**Exercise objective**
In the forum post on certificate chains below, translate this sentence into Spanish: "All certificates appearing in an X509Data element MUST relate to the validation key by either containing it or being part of a certification chain that terminates in a certificate containing the validation key."

**Extract provided**
Re: How do I represent a Certificate Chain

Hi Christian,

Well, the text in Section 4.4.4 of XML-DSIG

    All certificates appearing in an X509Data element MUST relate to the
    validation key by either containing it or being part of a
    certification chain that terminates in a certificate containing the
    validation key.

and the example

      <KeyInfo>
        <!-- ... -->
        <X509Data> <!-- certificate chain -->
          <!--Signer cert, issuer CN=arbolCA,OU=FVT,O=IBM,C=US, serial 4-->
          <X509Certificate>MIICXTCCA..</X509Certificate>
          <!-- Intermediate cert subject CN=arbolCA,OU=FVT,O=IBM,C=US
               issuer CN=tootiseCA,OU=FVT,O=Bridgepoint,C=US -->
          <X509Certificate>MIICPzCCA...</X509Certificate>
          <!-- Root cert subject CN=tootiseCA,OU=FVT,O=Bridgepoint,C=US -->
          <X509Certificate>MIICSTCCA...</X509Certificate>
        </X509Data>
      </KeyInfo>

seem to suggest the first structure.

**Source data**
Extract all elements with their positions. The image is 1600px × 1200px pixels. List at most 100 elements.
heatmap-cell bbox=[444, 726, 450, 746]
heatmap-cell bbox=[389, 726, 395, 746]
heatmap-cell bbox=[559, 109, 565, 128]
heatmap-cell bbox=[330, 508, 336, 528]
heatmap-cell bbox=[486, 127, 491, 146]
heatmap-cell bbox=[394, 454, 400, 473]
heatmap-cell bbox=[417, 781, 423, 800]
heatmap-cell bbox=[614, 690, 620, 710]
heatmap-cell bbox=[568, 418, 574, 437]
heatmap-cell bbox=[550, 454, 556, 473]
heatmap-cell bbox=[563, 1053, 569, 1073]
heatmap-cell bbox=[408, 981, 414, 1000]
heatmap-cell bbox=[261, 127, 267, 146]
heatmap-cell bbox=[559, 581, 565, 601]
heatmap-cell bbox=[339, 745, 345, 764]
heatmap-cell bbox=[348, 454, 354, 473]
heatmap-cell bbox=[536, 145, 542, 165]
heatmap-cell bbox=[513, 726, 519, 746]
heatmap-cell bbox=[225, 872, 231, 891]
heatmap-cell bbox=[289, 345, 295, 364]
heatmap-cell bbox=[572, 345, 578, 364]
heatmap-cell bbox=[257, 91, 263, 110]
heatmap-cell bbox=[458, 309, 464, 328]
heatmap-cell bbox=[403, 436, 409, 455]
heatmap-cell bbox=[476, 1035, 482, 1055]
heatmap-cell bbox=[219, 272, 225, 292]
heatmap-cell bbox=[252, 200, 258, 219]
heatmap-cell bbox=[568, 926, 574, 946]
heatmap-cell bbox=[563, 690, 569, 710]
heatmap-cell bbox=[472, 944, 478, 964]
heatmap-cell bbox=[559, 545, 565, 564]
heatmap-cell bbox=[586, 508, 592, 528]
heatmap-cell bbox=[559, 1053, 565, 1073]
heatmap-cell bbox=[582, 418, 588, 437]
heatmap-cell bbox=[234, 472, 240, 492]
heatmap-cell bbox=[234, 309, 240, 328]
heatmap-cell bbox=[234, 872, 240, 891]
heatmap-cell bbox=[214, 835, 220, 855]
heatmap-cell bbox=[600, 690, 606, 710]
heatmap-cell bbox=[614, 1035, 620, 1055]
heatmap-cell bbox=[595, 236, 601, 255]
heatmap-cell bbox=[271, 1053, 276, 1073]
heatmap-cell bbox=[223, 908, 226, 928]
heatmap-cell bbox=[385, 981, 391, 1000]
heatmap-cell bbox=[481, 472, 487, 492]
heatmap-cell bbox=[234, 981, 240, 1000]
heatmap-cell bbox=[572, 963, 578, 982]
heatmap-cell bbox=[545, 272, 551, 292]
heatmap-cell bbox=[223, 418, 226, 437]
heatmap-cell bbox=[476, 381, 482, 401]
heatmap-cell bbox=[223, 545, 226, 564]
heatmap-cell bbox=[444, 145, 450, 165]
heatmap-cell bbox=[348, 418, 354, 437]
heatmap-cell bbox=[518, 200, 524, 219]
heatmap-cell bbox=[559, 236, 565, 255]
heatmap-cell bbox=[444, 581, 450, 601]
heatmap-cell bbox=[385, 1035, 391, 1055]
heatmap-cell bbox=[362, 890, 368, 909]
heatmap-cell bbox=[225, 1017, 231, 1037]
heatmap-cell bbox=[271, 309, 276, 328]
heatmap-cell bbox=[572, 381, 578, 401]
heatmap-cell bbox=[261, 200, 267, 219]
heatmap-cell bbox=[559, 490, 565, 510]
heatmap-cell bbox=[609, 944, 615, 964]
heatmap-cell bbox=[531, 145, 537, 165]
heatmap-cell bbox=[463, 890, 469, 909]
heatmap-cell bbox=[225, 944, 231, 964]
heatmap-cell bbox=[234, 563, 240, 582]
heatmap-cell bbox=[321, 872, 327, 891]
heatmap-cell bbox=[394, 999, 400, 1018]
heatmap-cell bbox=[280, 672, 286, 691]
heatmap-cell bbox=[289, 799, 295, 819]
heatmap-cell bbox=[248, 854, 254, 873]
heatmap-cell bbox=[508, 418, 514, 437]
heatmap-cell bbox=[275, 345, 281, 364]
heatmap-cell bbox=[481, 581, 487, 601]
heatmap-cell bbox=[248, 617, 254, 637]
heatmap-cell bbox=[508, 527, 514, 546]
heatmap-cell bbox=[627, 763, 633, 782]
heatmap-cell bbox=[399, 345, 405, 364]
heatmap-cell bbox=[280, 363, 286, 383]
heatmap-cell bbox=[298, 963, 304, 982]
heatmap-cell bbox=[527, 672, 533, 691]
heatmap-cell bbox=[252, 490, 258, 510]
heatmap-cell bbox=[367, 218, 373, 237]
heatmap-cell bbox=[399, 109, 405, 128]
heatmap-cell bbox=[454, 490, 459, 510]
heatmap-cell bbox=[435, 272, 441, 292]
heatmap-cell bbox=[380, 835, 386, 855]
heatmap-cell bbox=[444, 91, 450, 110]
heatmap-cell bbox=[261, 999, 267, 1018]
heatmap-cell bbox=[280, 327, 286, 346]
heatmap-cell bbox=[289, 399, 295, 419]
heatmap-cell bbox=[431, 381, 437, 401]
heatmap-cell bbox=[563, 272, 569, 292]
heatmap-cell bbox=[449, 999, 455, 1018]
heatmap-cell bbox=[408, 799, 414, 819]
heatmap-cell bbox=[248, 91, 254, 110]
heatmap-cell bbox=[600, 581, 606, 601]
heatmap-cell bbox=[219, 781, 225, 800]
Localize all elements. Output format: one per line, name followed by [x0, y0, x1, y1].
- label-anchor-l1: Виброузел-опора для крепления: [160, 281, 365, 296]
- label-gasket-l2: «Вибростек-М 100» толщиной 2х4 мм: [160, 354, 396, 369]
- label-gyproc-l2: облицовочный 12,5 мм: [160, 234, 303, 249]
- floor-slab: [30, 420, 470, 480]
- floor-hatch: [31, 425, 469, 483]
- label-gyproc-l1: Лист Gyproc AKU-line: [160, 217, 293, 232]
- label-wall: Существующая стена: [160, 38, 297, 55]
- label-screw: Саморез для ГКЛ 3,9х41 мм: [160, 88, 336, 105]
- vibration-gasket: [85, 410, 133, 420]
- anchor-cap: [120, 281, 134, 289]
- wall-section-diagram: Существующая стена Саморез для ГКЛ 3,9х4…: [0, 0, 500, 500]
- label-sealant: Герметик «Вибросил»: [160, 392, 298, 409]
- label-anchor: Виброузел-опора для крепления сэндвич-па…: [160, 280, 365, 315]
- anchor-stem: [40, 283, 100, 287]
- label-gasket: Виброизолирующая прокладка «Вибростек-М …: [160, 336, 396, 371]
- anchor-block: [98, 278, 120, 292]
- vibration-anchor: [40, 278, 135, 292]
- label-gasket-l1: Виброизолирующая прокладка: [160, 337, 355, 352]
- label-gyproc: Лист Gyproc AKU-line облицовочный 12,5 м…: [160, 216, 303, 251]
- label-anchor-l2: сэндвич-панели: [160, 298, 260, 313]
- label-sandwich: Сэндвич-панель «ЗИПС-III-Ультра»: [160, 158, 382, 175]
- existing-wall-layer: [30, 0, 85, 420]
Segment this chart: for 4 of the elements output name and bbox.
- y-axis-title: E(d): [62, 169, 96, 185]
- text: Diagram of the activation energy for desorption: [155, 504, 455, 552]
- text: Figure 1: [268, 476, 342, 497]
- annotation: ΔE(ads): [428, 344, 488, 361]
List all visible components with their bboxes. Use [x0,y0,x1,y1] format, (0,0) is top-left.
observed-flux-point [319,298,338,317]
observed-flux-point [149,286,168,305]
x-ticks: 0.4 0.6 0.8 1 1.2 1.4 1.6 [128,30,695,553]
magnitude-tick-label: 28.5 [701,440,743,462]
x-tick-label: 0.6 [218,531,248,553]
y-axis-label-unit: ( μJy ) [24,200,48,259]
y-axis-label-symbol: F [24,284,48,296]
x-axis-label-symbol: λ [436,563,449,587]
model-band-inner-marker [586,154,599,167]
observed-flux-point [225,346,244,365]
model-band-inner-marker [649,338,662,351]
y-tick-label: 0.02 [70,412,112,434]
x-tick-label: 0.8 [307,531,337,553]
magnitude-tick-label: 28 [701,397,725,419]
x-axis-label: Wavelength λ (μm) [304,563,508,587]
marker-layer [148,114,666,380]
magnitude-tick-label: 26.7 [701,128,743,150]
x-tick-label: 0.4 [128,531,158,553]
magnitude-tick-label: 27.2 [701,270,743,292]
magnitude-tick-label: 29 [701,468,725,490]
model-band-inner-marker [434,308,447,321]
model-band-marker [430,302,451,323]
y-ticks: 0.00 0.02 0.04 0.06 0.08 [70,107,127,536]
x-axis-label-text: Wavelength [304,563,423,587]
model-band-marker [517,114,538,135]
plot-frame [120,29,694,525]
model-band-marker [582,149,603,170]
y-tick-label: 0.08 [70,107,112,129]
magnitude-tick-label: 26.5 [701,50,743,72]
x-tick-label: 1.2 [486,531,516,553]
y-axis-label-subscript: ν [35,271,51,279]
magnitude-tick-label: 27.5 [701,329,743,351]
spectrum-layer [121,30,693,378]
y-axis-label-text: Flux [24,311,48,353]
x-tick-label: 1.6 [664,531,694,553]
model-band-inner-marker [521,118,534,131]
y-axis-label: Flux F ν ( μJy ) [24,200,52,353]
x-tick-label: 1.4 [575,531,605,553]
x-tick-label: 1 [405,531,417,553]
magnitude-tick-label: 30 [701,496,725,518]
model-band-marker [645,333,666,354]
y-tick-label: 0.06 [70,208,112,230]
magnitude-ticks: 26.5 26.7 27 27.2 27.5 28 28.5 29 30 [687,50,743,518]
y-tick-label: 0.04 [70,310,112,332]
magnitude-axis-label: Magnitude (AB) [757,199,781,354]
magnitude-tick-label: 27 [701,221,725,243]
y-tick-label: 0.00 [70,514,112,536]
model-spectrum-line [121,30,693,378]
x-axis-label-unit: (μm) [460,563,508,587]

**Answer space**
Todos los certificados que aparecen en un elemento X509Data DEBEN estar relacionados con la clave de validación, ya sea porque la contienen o porque forman parte de una cadena de certificación que termina en un certificado que contiene la clave de validación.